---- DATASET CONTENT

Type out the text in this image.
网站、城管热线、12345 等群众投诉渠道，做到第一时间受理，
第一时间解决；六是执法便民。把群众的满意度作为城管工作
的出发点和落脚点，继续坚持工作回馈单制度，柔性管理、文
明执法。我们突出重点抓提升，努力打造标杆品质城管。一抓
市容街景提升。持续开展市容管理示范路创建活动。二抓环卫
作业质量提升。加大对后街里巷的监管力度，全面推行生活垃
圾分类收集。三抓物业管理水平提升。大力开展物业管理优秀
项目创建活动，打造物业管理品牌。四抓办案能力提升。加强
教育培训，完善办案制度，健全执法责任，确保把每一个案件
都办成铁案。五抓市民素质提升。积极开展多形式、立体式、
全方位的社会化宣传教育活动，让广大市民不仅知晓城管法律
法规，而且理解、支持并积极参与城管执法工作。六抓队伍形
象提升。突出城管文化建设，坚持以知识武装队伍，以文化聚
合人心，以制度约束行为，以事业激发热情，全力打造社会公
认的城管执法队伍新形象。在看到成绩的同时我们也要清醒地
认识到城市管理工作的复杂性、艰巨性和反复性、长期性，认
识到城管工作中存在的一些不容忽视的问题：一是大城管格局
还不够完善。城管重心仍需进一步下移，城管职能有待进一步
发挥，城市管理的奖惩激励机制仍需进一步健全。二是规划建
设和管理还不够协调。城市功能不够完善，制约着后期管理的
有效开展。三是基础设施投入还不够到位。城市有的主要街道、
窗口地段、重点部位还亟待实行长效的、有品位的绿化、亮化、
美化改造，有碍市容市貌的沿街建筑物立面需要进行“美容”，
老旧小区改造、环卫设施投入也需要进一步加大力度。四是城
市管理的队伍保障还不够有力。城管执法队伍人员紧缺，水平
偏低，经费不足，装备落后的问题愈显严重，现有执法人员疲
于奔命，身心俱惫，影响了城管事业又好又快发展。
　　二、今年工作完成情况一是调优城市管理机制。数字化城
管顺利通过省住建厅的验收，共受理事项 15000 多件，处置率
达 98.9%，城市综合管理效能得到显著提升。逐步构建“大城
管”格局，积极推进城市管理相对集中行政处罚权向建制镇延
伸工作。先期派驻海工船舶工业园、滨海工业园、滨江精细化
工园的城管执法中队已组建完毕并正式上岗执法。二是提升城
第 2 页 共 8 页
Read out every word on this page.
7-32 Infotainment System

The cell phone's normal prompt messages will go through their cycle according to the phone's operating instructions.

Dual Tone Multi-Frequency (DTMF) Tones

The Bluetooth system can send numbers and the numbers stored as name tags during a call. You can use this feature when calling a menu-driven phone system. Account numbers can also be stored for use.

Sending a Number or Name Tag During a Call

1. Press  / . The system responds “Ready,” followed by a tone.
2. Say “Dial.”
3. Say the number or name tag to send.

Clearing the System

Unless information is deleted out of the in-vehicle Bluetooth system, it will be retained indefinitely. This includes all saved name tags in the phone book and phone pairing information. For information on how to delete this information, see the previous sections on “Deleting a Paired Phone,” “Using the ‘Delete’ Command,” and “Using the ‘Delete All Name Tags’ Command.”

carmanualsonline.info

--------

**PROBLEM**. Repeat only the stretch of lines that opens with the line containing "Read out every word on this page." and closes with the final line of the entries, both included, exactly as written.

**WORKED ANSWER**.
Read out every word on this page.
7-32 Infotainment System

The cell phone's normal prompt messages will go through their cycle according to the phone's operating instructions.

Dual Tone Multi-Frequency (DTMF) Tones

The Bluetooth system can send numbers and the numbers stored as name tags during a call. You can use this feature when calling a menu-driven phone system. Account numbers can also be stored for use.

Sending a Number or Name Tag During a Call

1. Press  / . The system responds “Ready,” followed by a tone.
2. Say “Dial.”
3. Say the number or name tag to send.

Clearing the System

Unless information is deleted out of the in-vehicle Bluetooth system, it will be retained indefinitely. This includes all saved name tags in the phone book and phone pairing information. For information on how to delete this information, see the previous sections on “Deleting a Paired Phone,” “Using the ‘Delete’ Command,” and “Using the ‘Delete All Name Tags’ Command.”

carmanualsonline.info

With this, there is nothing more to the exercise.